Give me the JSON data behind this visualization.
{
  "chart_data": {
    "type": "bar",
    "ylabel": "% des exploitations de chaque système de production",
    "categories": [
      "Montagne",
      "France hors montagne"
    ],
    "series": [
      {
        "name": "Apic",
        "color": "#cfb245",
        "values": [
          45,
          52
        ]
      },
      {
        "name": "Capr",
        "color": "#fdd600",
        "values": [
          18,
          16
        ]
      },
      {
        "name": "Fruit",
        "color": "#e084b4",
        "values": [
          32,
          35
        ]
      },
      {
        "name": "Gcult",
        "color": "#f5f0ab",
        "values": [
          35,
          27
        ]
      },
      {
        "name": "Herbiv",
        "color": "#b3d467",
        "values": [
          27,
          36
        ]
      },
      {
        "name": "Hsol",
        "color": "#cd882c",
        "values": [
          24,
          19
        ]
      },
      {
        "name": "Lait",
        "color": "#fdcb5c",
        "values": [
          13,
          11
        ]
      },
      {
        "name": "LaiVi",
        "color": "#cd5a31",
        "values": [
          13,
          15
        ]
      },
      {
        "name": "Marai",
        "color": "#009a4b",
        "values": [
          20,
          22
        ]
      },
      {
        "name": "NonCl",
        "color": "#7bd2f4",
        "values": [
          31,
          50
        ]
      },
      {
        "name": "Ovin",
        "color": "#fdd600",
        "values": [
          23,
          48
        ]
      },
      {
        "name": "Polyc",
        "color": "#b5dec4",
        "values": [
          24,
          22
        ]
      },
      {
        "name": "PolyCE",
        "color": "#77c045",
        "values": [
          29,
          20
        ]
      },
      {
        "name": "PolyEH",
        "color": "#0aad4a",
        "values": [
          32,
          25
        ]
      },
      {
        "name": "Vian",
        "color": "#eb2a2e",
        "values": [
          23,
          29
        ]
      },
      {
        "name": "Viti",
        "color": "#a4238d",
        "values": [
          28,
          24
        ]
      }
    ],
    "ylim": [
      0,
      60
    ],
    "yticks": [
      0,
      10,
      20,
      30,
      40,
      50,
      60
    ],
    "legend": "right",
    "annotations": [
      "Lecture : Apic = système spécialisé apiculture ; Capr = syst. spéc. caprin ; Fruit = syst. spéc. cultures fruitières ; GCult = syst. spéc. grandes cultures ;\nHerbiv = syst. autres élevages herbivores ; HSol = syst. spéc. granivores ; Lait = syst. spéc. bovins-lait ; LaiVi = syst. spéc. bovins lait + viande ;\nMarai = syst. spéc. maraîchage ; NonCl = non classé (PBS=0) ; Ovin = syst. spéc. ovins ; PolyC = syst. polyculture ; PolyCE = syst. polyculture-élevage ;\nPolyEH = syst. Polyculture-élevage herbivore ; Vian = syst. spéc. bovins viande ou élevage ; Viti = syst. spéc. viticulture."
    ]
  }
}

———

- Goal -
Write out the complete set of records exactly as given.

- Exercise result -
Give me the JSON data behind this visualization.
{
  "chart_data": {
    "type": "bar",
    "ylabel": "% des exploitations de chaque système de production",
    "categories": [
      "Montagne",
      "France hors montagne"
    ],
    "series": [
      {
        "name": "Apic",
        "color": "#cfb245",
        "values": [
          45,
          52
        ]
      },
      {
        "name": "Capr",
        "color": "#fdd600",
        "values": [
          18,
          16
        ]
      },
      {
        "name": "Fruit",
        "color": "#e084b4",
        "values": [
          32,
          35
        ]
      },
      {
        "name": "Gcult",
        "color": "#f5f0ab",
        "values": [
          35,
          27
        ]
      },
      {
        "name": "Herbiv",
        "color": "#b3d467",
        "values": [
          27,
          36
        ]
      },
      {
        "name": "Hsol",
        "color": "#cd882c",
        "values": [
          24,
          19
        ]
      },
      {
        "name": "Lait",
        "color": "#fdcb5c",
        "values": [
          13,
          11
        ]
      },
      {
        "name": "LaiVi",
        "color": "#cd5a31",
        "values": [
          13,
          15
        ]
      },
      {
        "name": "Marai",
        "color": "#009a4b",
        "values": [
          20,
          22
        ]
      },
      {
        "name": "NonCl",
        "color": "#7bd2f4",
        "values": [
          31,
          50
        ]
      },
      {
        "name": "Ovin",
        "color": "#fdd600",
        "values": [
          23,
          48
        ]
      },
      {
        "name": "Polyc",
        "color": "#b5dec4",
        "values": [
          24,
          22
        ]
      },
      {
        "name": "PolyCE",
        "color": "#77c045",
        "values": [
          29,
          20
        ]
      },
      {
        "name": "PolyEH",
        "color": "#0aad4a",
        "values": [
          32,
          25
        ]
      },
      {
        "name": "Vian",
        "color": "#eb2a2e",
        "values": [
          23,
          29
        ]
      },
      {
        "name": "Viti",
        "color": "#a4238d",
        "values": [
          28,
          24
        ]
      }
    ],
    "ylim": [
      0,
      60
    ],
    "yticks": [
      0,
      10,
      20,
      30,
      40,
      50,
      60
    ],
    "legend": "right",
    "annotations": [
      "Lecture : Apic = système spécialisé apiculture ; Capr = syst. spéc. caprin ; Fruit = syst. spéc. cultures fruitières ; GCult = syst. spéc. grandes cultures ;\nHerbiv = syst. autres élevages herbivores ; HSol = syst. spéc. granivores ; Lait = syst. spéc. bovins-lait ; LaiVi = syst. spéc. bovins lait + viande ;\nMarai = syst. spéc. maraîchage ; NonCl = non classé (PBS=0) ; Ovin = syst. spéc. ovins ; PolyC = syst. polyculture ; PolyCE = syst. polyculture-élevage ;\nPolyEH = syst. Polyculture-élevage herbivore ; Vian = syst. spéc. bovins viande ou élevage ; Viti = syst. spéc. viticulture."
    ]
  }
}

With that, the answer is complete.